━━━━━ PROVIDED MATERIAL ━━━━━

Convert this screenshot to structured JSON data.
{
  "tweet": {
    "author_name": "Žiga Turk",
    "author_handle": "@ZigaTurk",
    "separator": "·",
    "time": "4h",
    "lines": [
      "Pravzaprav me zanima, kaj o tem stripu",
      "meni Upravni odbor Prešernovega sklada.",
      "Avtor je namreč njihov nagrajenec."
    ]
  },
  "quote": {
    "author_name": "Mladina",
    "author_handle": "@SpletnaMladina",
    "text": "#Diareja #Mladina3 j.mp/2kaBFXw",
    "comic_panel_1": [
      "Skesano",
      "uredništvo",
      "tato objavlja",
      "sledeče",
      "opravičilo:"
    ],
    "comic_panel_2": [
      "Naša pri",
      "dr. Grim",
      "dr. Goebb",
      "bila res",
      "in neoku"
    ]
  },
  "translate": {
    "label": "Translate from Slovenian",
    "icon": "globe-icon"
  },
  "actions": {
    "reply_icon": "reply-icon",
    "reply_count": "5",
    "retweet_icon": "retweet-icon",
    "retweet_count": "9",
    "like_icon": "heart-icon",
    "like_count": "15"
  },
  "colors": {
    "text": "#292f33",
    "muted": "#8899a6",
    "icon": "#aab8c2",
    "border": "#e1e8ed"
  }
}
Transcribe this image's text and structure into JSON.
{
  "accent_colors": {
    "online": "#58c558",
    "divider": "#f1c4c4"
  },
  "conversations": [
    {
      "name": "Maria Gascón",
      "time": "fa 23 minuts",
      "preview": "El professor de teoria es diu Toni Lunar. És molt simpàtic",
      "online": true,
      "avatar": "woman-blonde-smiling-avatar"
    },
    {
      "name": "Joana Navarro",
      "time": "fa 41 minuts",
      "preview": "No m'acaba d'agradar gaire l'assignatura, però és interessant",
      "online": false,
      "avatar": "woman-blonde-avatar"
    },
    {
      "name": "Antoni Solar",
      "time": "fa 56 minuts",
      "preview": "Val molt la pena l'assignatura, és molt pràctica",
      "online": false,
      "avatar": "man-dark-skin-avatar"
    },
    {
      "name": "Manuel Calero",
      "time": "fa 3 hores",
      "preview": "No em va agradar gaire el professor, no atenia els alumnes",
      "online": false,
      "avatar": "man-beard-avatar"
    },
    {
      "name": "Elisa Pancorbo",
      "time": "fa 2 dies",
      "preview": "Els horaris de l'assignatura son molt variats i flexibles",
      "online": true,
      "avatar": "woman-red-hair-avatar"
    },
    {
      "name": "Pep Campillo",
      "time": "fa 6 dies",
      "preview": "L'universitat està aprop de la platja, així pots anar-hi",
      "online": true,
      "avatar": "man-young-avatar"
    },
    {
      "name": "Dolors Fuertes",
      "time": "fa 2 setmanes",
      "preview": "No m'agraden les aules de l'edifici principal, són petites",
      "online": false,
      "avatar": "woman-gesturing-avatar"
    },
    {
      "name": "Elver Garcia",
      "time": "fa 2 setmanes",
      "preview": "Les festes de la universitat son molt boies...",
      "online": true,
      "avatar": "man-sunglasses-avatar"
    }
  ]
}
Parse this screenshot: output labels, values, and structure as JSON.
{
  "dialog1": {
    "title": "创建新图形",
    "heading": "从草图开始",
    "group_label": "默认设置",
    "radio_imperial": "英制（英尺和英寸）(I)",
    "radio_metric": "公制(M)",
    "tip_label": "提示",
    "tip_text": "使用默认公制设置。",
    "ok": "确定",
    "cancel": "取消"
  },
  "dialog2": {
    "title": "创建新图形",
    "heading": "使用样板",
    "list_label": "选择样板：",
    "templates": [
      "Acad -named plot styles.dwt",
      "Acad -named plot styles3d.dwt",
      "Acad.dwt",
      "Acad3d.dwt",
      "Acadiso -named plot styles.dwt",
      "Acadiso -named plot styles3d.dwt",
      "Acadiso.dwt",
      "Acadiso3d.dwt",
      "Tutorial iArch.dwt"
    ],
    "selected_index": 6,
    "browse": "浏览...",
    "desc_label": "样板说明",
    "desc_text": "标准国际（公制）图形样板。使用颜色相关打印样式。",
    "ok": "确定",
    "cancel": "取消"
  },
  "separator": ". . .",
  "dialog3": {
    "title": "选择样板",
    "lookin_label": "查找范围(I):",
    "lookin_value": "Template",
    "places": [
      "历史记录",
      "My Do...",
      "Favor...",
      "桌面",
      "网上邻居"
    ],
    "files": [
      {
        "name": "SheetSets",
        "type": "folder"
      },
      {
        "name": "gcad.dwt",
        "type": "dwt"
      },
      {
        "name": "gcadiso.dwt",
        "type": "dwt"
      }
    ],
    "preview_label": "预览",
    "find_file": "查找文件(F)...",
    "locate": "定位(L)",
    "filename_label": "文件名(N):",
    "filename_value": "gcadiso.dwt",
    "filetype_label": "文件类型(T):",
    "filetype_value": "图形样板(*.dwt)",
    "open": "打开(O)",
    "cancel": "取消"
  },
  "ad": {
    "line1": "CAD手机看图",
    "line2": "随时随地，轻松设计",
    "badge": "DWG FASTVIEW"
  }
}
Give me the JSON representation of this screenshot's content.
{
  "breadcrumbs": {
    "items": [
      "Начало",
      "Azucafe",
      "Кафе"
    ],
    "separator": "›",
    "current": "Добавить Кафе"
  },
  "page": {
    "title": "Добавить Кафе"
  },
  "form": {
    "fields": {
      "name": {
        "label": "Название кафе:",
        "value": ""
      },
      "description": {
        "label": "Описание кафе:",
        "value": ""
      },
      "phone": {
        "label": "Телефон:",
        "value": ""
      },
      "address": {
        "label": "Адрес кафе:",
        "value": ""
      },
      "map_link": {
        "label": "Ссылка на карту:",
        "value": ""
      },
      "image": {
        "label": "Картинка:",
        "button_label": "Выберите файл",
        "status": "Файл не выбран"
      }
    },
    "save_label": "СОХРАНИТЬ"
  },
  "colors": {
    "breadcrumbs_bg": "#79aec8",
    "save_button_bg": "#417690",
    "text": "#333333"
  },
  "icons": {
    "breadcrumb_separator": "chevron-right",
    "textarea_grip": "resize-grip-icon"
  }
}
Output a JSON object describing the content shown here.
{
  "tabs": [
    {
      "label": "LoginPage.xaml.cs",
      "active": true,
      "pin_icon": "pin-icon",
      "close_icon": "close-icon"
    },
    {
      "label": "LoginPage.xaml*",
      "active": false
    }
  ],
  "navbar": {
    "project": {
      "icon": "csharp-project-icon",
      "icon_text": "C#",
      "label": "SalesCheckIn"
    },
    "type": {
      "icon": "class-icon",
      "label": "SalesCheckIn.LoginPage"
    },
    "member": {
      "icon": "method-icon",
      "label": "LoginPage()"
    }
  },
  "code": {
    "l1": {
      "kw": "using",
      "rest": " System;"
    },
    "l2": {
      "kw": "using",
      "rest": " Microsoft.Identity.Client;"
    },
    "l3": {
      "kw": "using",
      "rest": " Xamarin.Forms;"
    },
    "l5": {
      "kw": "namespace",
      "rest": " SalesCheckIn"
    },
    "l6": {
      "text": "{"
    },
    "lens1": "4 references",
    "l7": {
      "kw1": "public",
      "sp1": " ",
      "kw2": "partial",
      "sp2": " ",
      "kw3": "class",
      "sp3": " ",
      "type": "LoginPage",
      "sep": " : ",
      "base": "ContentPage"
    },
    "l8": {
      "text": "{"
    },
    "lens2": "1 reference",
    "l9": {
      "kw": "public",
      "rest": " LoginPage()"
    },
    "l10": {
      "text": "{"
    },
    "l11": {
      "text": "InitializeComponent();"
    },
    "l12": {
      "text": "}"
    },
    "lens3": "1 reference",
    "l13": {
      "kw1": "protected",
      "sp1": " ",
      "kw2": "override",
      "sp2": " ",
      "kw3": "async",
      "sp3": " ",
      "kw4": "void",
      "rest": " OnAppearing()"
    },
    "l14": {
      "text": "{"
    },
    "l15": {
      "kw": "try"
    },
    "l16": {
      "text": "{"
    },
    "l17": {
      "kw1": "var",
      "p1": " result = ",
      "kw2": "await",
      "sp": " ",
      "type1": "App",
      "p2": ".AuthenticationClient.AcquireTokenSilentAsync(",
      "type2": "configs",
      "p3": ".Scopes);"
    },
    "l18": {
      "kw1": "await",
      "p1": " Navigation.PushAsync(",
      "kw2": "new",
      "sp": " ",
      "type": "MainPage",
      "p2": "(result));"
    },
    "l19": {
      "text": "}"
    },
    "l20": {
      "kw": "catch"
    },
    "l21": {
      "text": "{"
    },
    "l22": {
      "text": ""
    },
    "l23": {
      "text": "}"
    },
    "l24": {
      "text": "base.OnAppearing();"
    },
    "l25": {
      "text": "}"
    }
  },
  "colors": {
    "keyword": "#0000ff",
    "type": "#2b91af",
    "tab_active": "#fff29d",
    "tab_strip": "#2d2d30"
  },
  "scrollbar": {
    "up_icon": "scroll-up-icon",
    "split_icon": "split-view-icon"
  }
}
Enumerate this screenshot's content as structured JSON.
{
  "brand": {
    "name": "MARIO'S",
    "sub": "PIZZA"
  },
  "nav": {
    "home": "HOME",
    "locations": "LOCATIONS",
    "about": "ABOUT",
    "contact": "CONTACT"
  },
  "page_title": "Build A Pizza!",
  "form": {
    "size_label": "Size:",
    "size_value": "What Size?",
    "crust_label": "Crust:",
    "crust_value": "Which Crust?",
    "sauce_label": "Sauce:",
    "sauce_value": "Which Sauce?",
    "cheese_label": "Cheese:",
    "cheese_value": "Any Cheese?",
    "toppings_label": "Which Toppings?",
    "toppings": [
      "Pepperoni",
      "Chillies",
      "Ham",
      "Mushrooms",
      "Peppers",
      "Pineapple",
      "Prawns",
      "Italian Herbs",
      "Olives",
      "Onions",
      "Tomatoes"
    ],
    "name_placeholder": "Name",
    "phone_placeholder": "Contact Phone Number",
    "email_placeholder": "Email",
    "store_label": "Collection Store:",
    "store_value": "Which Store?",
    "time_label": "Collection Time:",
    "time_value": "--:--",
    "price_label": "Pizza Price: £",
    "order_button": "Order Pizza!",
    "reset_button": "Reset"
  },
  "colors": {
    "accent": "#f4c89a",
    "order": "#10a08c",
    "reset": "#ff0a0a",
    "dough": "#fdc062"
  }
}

━━━━━

- _SET EXERCISE_
Copy every line of the records above that contains "SalesCheckIn".

- _WORKED ANSWER_
      "label": "SalesCheckIn"
      "label": "SalesCheckIn.LoginPage"
      "rest": " SalesCheckIn"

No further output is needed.